:: Record set ::
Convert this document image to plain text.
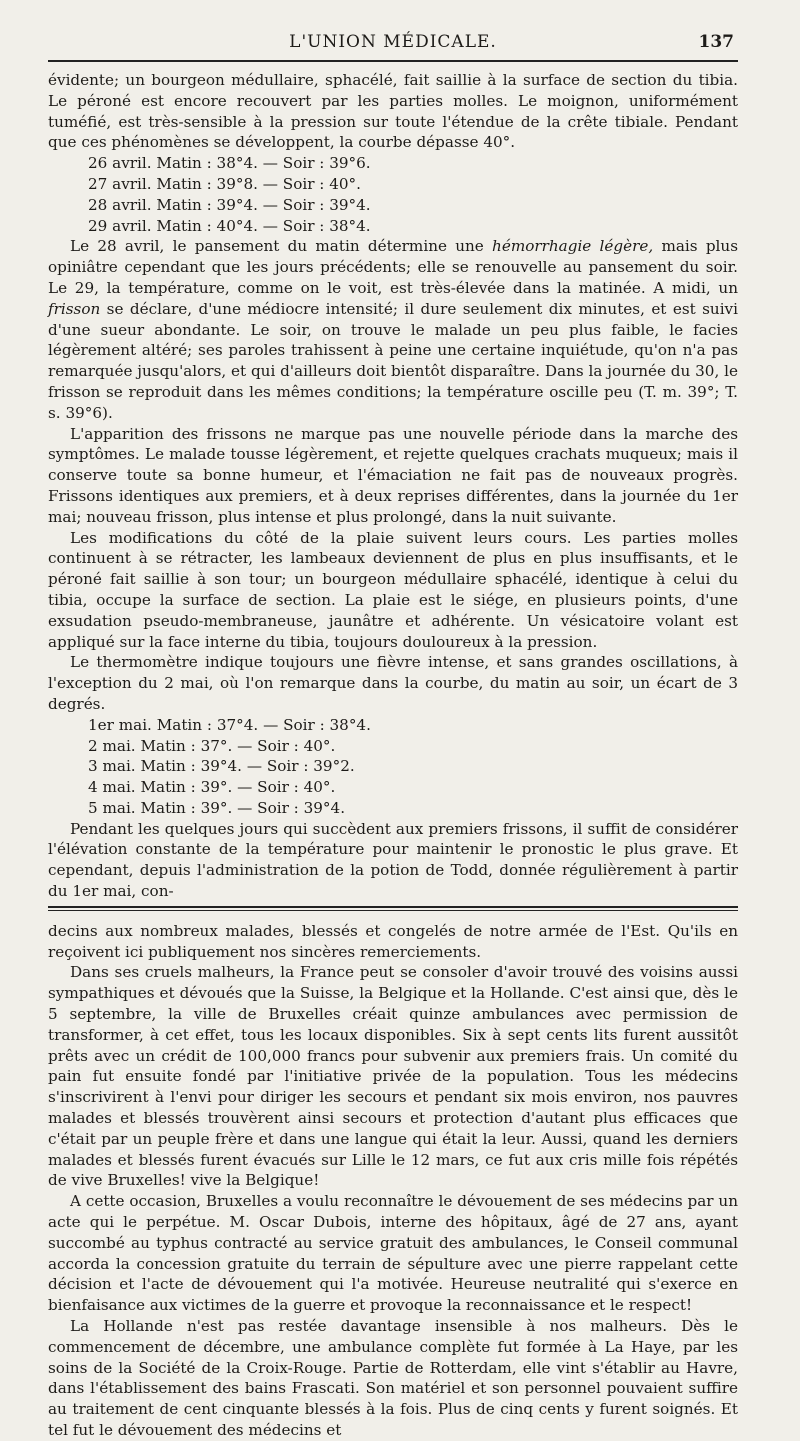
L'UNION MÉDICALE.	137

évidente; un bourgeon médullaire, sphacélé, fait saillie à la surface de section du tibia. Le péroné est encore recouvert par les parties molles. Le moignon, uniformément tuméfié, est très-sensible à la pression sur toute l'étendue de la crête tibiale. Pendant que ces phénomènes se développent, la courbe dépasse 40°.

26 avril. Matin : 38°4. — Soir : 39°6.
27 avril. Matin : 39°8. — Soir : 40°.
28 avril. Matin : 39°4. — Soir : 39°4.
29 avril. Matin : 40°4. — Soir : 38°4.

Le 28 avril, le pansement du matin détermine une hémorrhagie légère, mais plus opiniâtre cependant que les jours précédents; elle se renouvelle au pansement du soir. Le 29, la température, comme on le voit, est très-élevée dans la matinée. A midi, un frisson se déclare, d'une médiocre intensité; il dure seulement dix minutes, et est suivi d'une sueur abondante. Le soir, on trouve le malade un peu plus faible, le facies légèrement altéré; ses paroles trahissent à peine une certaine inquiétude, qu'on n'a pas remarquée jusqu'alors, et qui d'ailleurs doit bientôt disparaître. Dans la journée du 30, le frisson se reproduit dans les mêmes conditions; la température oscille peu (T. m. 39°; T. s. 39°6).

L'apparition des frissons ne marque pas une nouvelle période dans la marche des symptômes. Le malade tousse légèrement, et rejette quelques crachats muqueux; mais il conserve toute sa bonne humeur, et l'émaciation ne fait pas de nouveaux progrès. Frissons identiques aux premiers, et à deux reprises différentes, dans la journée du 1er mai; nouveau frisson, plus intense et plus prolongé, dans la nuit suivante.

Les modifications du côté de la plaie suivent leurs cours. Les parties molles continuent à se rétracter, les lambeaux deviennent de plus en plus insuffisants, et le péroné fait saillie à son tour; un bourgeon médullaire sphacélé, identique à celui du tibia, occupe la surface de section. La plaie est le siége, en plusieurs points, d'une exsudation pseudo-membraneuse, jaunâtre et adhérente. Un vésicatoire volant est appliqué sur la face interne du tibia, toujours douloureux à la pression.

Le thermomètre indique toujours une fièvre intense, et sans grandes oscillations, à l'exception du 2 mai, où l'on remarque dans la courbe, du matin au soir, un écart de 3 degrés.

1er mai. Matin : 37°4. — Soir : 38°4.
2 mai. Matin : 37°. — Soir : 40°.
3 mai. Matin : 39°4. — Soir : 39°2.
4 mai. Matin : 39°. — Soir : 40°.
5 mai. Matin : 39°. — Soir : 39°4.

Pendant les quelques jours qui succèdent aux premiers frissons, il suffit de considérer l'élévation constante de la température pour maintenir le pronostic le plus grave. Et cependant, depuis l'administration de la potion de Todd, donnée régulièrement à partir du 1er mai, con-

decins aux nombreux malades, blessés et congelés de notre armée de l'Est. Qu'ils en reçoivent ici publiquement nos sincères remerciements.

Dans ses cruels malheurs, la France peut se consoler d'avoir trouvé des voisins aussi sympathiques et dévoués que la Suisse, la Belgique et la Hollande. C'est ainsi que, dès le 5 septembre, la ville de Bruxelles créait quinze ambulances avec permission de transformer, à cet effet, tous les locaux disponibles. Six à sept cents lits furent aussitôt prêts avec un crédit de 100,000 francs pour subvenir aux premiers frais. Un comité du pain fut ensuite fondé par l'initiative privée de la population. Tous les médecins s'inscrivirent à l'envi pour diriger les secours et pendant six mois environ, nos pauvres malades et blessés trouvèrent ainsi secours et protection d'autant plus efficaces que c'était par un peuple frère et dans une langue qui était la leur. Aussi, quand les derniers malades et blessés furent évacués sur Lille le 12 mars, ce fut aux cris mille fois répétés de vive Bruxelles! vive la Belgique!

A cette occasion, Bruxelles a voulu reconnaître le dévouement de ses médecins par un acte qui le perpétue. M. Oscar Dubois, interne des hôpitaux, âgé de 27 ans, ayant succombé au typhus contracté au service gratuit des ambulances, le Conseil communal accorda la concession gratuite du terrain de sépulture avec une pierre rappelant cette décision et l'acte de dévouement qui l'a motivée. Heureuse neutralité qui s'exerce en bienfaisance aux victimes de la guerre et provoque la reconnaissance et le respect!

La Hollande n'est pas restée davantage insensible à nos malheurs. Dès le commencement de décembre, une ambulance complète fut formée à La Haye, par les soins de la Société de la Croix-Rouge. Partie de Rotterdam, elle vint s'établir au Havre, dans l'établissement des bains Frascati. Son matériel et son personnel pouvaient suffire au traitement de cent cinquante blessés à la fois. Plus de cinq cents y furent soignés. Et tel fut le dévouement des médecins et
:::
:: Record set ::
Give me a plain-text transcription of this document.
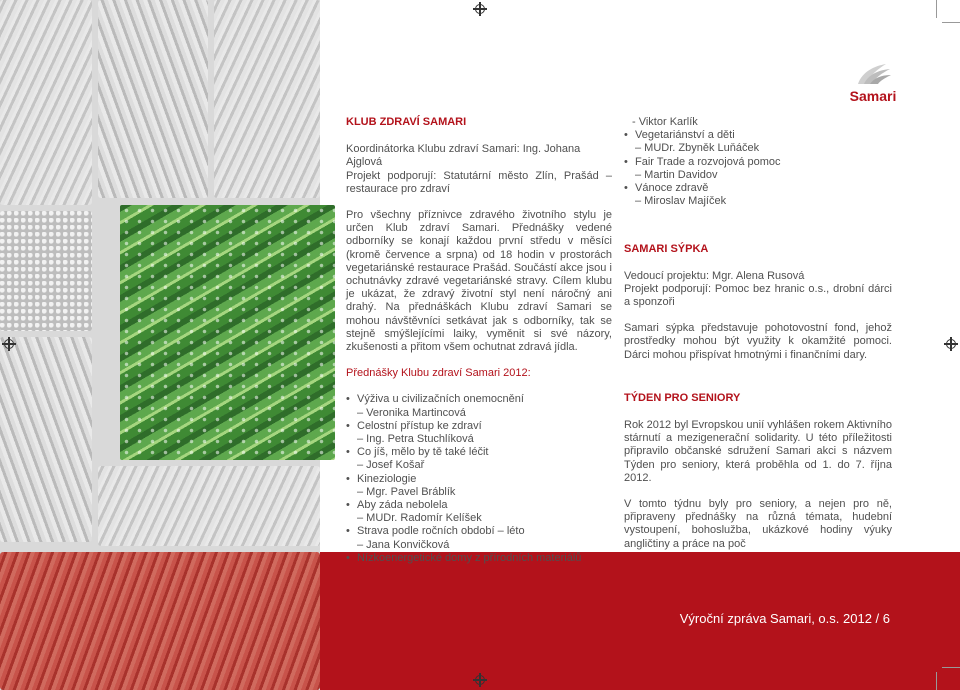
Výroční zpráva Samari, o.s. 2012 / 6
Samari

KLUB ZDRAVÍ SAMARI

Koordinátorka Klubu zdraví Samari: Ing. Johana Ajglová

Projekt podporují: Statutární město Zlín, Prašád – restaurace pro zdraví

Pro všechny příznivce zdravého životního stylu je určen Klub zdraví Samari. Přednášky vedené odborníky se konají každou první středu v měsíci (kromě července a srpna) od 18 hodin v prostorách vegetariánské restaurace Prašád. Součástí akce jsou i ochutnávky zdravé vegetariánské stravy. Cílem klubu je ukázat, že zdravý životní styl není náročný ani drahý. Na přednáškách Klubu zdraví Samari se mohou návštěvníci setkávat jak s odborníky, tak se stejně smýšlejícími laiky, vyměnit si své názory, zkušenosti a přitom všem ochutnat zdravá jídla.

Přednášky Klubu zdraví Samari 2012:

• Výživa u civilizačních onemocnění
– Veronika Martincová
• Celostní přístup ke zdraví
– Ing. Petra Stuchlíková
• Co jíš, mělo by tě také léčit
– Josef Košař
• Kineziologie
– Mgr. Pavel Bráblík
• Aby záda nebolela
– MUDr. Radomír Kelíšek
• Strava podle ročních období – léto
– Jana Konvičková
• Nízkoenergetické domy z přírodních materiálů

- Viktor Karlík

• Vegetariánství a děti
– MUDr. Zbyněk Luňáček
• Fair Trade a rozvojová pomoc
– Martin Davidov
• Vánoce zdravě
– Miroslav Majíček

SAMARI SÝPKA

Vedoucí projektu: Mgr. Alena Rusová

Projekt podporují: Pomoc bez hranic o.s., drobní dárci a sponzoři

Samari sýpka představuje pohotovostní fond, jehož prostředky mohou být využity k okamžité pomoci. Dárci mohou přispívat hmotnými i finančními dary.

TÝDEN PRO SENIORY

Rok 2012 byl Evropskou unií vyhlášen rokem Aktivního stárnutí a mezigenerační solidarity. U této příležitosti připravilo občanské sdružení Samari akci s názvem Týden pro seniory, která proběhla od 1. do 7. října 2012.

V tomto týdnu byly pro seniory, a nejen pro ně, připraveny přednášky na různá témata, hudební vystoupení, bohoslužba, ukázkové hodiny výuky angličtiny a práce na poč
:::
§ **What you should do**
Isolate the lines above that contain the word "podporují" and copy them.

§ **Task answer**
Projekt podporují: Statutární město Zlín, Prašád – restaurace pro zdraví
Projekt podporují: Pomoc bez hranic o.s., drobní dárci a sponzoři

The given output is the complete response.